**Given task**
Each entry that follows is to be retyped exactly. Pictures do not belong in the copy.

··· Entries supplied

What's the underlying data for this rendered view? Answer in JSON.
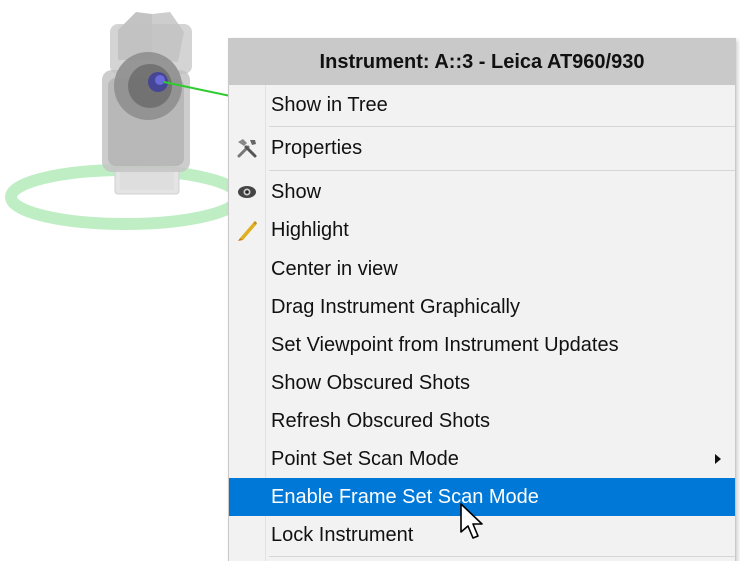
{
  "menu": {
    "title": "Instrument: A::3 - Leica AT960/930",
    "items": [
      {
        "label": "Show in Tree",
        "icon": ""
      },
      {
        "label": "Properties",
        "icon": "tools-icon"
      },
      {
        "label": "Show",
        "icon": "eye-icon"
      },
      {
        "label": "Highlight",
        "icon": "pencil-icon"
      },
      {
        "label": "Center in view",
        "icon": ""
      },
      {
        "label": "Drag Instrument Graphically",
        "icon": ""
      },
      {
        "label": "Set Viewpoint from Instrument Updates",
        "icon": ""
      },
      {
        "label": "Show Obscured Shots",
        "icon": ""
      },
      {
        "label": "Refresh Obscured Shots",
        "icon": ""
      },
      {
        "label": "Point Set Scan Mode",
        "icon": "",
        "has_submenu": true
      },
      {
        "label": "Enable Frame Set Scan Mode",
        "icon": "",
        "highlighted": true
      },
      {
        "label": "Lock Instrument",
        "icon": ""
      }
    ]
  },
  "colors": {
    "highlight": "#0078d7",
    "header_bg": "#c9c9c9",
    "menu_bg": "#f2f2f2",
    "ring": "#bfeec4"
  }
}
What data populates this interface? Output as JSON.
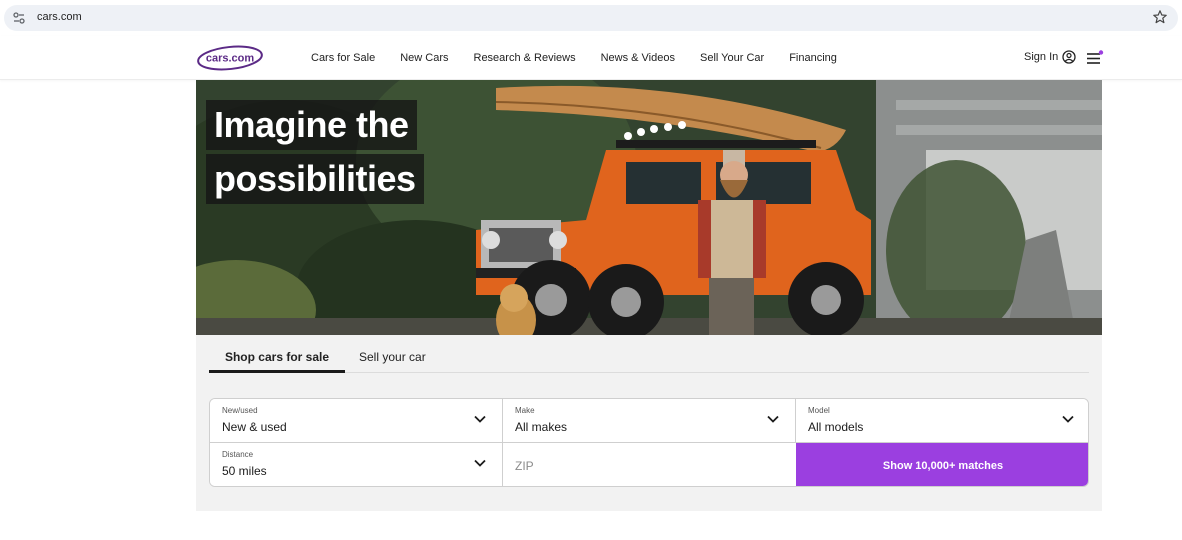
{
  "browser": {
    "url": "cars.com",
    "icons": {
      "site_info": "tune-icon",
      "bookmark": "star-icon"
    }
  },
  "header": {
    "logo_text": "cars.com",
    "nav": [
      {
        "label": "Cars for Sale"
      },
      {
        "label": "New Cars"
      },
      {
        "label": "Research & Reviews"
      },
      {
        "label": "News & Videos"
      },
      {
        "label": "Sell Your Car"
      },
      {
        "label": "Financing"
      }
    ],
    "sign_in": "Sign In",
    "icons": {
      "account": "user-circle-icon",
      "menu": "hamburger-menu-icon"
    }
  },
  "hero": {
    "headline_line1": "Imagine the",
    "headline_line2": "possibilities"
  },
  "search": {
    "tabs": [
      {
        "label": "Shop cars for sale",
        "active": true
      },
      {
        "label": "Sell your car",
        "active": false
      }
    ],
    "fields": {
      "new_used": {
        "label": "New/used",
        "value": "New & used"
      },
      "make": {
        "label": "Make",
        "value": "All makes"
      },
      "model": {
        "label": "Model",
        "value": "All models"
      },
      "distance": {
        "label": "Distance",
        "value": "50 miles"
      },
      "zip": {
        "placeholder": "ZIP"
      }
    },
    "submit_label": "Show 10,000+ matches"
  },
  "colors": {
    "brand_purple": "#9b3fe0",
    "logo_purple": "#5b2a86",
    "panel_bg": "#f2f2f2"
  }
}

······

**Output below**
What's the underlying data for this rendered view? Answer in JSON.
{
  "menu": {
    "title": "Instrument: A::3 - Leica AT960/930",
    "items": [
      {
        "label": "Show in Tree",
        "icon": ""
      },
      {
        "label": "Properties",
        "icon": "tools-icon"
      },
      {
        "label": "Show",
        "icon": "eye-icon"
      },
      {
        "label": "Highlight",
        "icon": "pencil-icon"
      },
      {
        "label": "Center in view",
        "icon": ""
      },
      {
        "label": "Drag Instrument Graphically",
        "icon": ""
      },
      {
        "label": "Set Viewpoint from Instrument Updates",
        "icon": ""
      },
      {
        "label": "Show Obscured Shots",
        "icon": ""
      },
      {
        "label": "Refresh Obscured Shots",
        "icon": ""
      },
      {
        "label": "Point Set Scan Mode",
        "icon": "",
        "has_submenu": true
      },
      {
        "label": "Enable Frame Set Scan Mode",
        "icon": "",
        "highlighted": true
      },
      {
        "label": "Lock Instrument",
        "icon": ""
      }
    ]
  },
  "colors": {
    "highlight": "#0078d7",
    "header_bg": "#c9c9c9",
    "menu_bg": "#f2f2f2",
    "ring": "#bfeec4"
  }
}
What data populates this interface? Output as JSON.
{
  "browser": {
    "url": "cars.com",
    "icons": {
      "site_info": "tune-icon",
      "bookmark": "star-icon"
    }
  },
  "header": {
    "logo_text": "cars.com",
    "nav": [
      {
        "label": "Cars for Sale"
      },
      {
        "label": "New Cars"
      },
      {
        "label": "Research & Reviews"
      },
      {
        "label": "News & Videos"
      },
      {
        "label": "Sell Your Car"
      },
      {
        "label": "Financing"
      }
    ],
    "sign_in": "Sign In",
    "icons": {
      "account": "user-circle-icon",
      "menu": "hamburger-menu-icon"
    }
  },
  "hero": {
    "headline_line1": "Imagine the",
    "headline_line2": "possibilities"
  },
  "search": {
    "tabs": [
      {
        "label": "Shop cars for sale",
        "active": true
      },
      {
        "label": "Sell your car",
        "active": false
      }
    ],
    "fields": {
      "new_used": {
        "label": "New/used",
        "value": "New & used"
      },
      "make": {
        "label": "Make",
        "value": "All makes"
      },
      "model": {
        "label": "Model",
        "value": "All models"
      },
      "distance": {
        "label": "Distance",
        "value": "50 miles"
      },
      "zip": {
        "placeholder": "ZIP"
      }
    },
    "submit_label": "Show 10,000+ matches"
  },
  "colors": {
    "brand_purple": "#9b3fe0",
    "logo_purple": "#5b2a86",
    "panel_bg": "#f2f2f2"
  }
}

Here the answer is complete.